▶ [What is asked] Copy every line of the listing that holds the string "广西壮族自治区".

____

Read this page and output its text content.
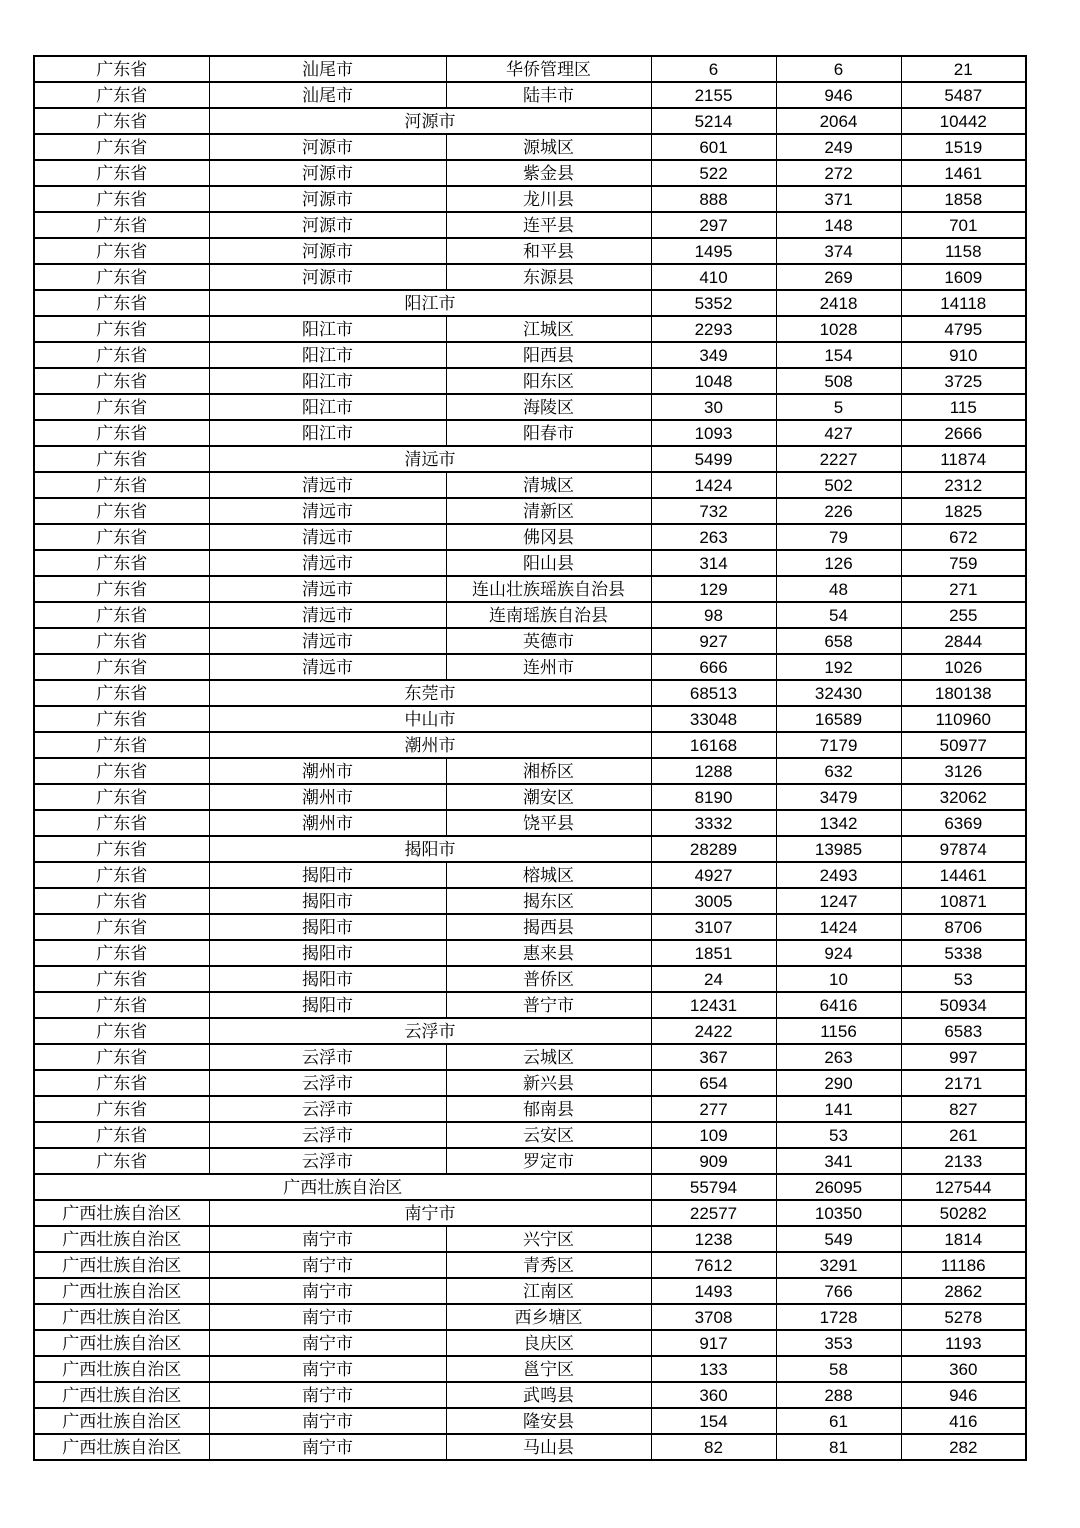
广东省	汕尾市	华侨管理区	6	6	21
广东省	汕尾市	陆丰市	2155	946	5487
广东省	河源市		5214	2064	10442
广东省	河源市	源城区	601	249	1519
广东省	河源市	紫金县	522	272	1461
广东省	河源市	龙川县	888	371	1858
广东省	河源市	连平县	297	148	701
广东省	河源市	和平县	1495	374	1158
广东省	河源市	东源县	410	269	1609
广东省	阳江市		5352	2418	14118
广东省	阳江市	江城区	2293	1028	4795
广东省	阳江市	阳西县	349	154	910
广东省	阳江市	阳东区	1048	508	3725
广东省	阳江市	海陵区	30	5	115
广东省	阳江市	阳春市	1093	427	2666
广东省	清远市		5499	2227	11874
广东省	清远市	清城区	1424	502	2312
广东省	清远市	清新区	732	226	1825
广东省	清远市	佛冈县	263	79	672
广东省	清远市	阳山县	314	126	759
广东省	清远市	连山壮族瑶族自治县	129	48	271
广东省	清远市	连南瑶族自治县	98	54	255
广东省	清远市	英德市	927	658	2844
广东省	清远市	连州市	666	192	1026
广东省	东莞市		68513	32430	180138
广东省	中山市		33048	16589	110960
广东省	潮州市		16168	7179	50977
广东省	潮州市	湘桥区	1288	632	3126
广东省	潮州市	潮安区	8190	3479	32062
广东省	潮州市	饶平县	3332	1342	6369
广东省	揭阳市		28289	13985	97874
广东省	揭阳市	榕城区	4927	2493	14461
广东省	揭阳市	揭东区	3005	1247	10871
广东省	揭阳市	揭西县	3107	1424	8706
广东省	揭阳市	惠来县	1851	924	5338
广东省	揭阳市	普侨区	24	10	53
广东省	揭阳市	普宁市	12431	6416	50934
广东省	云浮市		2422	1156	6583
广东省	云浮市	云城区	367	263	997
广东省	云浮市	新兴县	654	290	2171
广东省	云浮市	郁南县	277	141	827
广东省	云浮市	云安区	109	53	261
广东省	云浮市	罗定市	909	341	2133
广西壮族自治区			55794	26095	127544
广西壮族自治区	南宁市		22577	10350	50282
广西壮族自治区	南宁市	兴宁区	1238	549	1814
广西壮族自治区	南宁市	青秀区	7612	3291	11186
广西壮族自治区	南宁市	江南区	1493	766	2862
广西壮族自治区	南宁市	西乡塘区	3708	1728	5278
广西壮族自治区	南宁市	良庆区	917	353	1193
广西壮族自治区	南宁市	邕宁区	133	58	360
广西壮族自治区	南宁市	武鸣县	360	288	946
广西壮族自治区	南宁市	隆安县	154	61	416
广西壮族自治区	南宁市	马山县	82	81	282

____

▶ [Result of the exercise]
广西壮族自治区			55794	26095	127544
广西壮族自治区	南宁市		22577	10350	50282
广西壮族自治区	南宁市	兴宁区	1238	549	1814
广西壮族自治区	南宁市	青秀区	7612	3291	11186
广西壮族自治区	南宁市	江南区	1493	766	2862
广西壮族自治区	南宁市	西乡塘区	3708	1728	5278
广西壮族自治区	南宁市	良庆区	917	353	1193
广西壮族自治区	南宁市	邕宁区	133	58	360
广西壮族自治区	南宁市	武鸣县	360	288	946
广西壮族自治区	南宁市	隆安县	154	61	416
广西壮族自治区	南宁市	马山县	82	81	282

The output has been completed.